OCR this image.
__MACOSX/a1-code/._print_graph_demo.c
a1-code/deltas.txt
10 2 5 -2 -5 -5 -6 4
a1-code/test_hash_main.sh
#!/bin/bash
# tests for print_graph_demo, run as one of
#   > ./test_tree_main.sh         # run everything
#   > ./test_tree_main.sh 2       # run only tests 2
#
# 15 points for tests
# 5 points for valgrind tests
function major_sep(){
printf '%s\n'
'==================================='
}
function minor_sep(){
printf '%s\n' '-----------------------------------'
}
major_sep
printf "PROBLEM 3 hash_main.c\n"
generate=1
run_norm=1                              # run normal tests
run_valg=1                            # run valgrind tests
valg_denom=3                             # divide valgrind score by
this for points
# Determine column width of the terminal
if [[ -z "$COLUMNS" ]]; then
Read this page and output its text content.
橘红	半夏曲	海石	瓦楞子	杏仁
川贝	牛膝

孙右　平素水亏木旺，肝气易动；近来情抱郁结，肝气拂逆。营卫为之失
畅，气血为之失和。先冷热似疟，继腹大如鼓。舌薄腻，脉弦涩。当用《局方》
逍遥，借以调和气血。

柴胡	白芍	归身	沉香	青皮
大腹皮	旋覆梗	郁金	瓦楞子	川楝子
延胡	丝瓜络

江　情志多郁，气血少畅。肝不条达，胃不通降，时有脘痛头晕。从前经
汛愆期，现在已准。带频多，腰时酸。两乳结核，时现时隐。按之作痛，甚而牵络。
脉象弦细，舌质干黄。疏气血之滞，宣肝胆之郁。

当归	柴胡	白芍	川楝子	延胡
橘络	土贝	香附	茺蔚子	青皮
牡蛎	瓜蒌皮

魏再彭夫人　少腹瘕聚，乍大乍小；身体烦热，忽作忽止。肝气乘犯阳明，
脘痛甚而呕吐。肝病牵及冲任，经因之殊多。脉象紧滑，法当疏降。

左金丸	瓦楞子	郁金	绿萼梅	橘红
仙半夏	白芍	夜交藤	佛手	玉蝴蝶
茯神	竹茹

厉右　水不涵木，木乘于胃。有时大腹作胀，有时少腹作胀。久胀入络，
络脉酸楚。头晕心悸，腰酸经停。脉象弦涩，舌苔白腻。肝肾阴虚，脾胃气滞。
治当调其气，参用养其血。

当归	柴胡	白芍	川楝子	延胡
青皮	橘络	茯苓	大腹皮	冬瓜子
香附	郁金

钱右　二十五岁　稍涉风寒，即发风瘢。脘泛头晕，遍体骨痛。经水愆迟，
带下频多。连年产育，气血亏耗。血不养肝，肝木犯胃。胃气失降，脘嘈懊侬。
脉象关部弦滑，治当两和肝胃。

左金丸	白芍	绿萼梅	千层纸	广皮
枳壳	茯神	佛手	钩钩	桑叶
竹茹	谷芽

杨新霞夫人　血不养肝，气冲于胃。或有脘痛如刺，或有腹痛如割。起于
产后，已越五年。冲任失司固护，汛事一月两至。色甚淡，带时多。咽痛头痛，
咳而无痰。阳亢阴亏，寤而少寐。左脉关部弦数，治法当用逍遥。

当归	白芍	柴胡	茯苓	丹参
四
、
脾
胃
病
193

Brief — Please reproduce each record precisely as written.

Reply to the exercise —
OCR this image.
__MACOSX/a1-code/._print_graph_demo.c
a1-code/deltas.txt
10 2 5 -2 -5 -5 -6 4
a1-code/test_hash_main.sh
#!/bin/bash
# tests for print_graph_demo, run as one of
#   > ./test_tree_main.sh         # run everything
#   > ./test_tree_main.sh 2       # run only tests 2
#
# 15 points for tests
# 5 points for valgrind tests
function major_sep(){
printf '%s\n'
'==================================='
}
function minor_sep(){
printf '%s\n' '-----------------------------------'
}
major_sep
printf "PROBLEM 3 hash_main.c\n"
generate=1
run_norm=1                              # run normal tests
run_valg=1                            # run valgrind tests
valg_denom=3                             # divide valgrind score by
this for points
# Determine column width of the terminal
if [[ -z "$COLUMNS" ]]; then
Read this page and output its text content.
橘红	半夏曲	海石	瓦楞子	杏仁
川贝	牛膝

孙右　平素水亏木旺，肝气易动；近来情抱郁结，肝气拂逆。营卫为之失
畅，气血为之失和。先冷热似疟，继腹大如鼓。舌薄腻，脉弦涩。当用《局方》
逍遥，借以调和气血。

柴胡	白芍	归身	沉香	青皮
大腹皮	旋覆梗	郁金	瓦楞子	川楝子
延胡	丝瓜络

江　情志多郁，气血少畅。肝不条达，胃不通降，时有脘痛头晕。从前经
汛愆期，现在已准。带频多，腰时酸。两乳结核，时现时隐。按之作痛，甚而牵络。
脉象弦细，舌质干黄。疏气血之滞，宣肝胆之郁。

当归	柴胡	白芍	川楝子	延胡
橘络	土贝	香附	茺蔚子	青皮
牡蛎	瓜蒌皮

魏再彭夫人　少腹瘕聚，乍大乍小；身体烦热，忽作忽止。肝气乘犯阳明，
脘痛甚而呕吐。肝病牵及冲任，经因之殊多。脉象紧滑，法当疏降。

左金丸	瓦楞子	郁金	绿萼梅	橘红
仙半夏	白芍	夜交藤	佛手	玉蝴蝶
茯神	竹茹

厉右　水不涵木，木乘于胃。有时大腹作胀，有时少腹作胀。久胀入络，
络脉酸楚。头晕心悸，腰酸经停。脉象弦涩，舌苔白腻。肝肾阴虚，脾胃气滞。
治当调其气，参用养其血。

当归	柴胡	白芍	川楝子	延胡
青皮	橘络	茯苓	大腹皮	冬瓜子
香附	郁金

钱右　二十五岁　稍涉风寒，即发风瘢。脘泛头晕，遍体骨痛。经水愆迟，
带下频多。连年产育，气血亏耗。血不养肝，肝木犯胃。胃气失降，脘嘈懊侬。
脉象关部弦滑，治当两和肝胃。

左金丸	白芍	绿萼梅	千层纸	广皮
枳壳	茯神	佛手	钩钩	桑叶
竹茹	谷芽

杨新霞夫人　血不养肝，气冲于胃。或有脘痛如刺，或有腹痛如割。起于
产后，已越五年。冲任失司固护，汛事一月两至。色甚淡，带时多。咽痛头痛，
咳而无痰。阳亢阴亏，寤而少寐。左脉关部弦数，治法当用逍遥。

当归	白芍	柴胡	茯苓	丹参
四
、
脾
胃
病
193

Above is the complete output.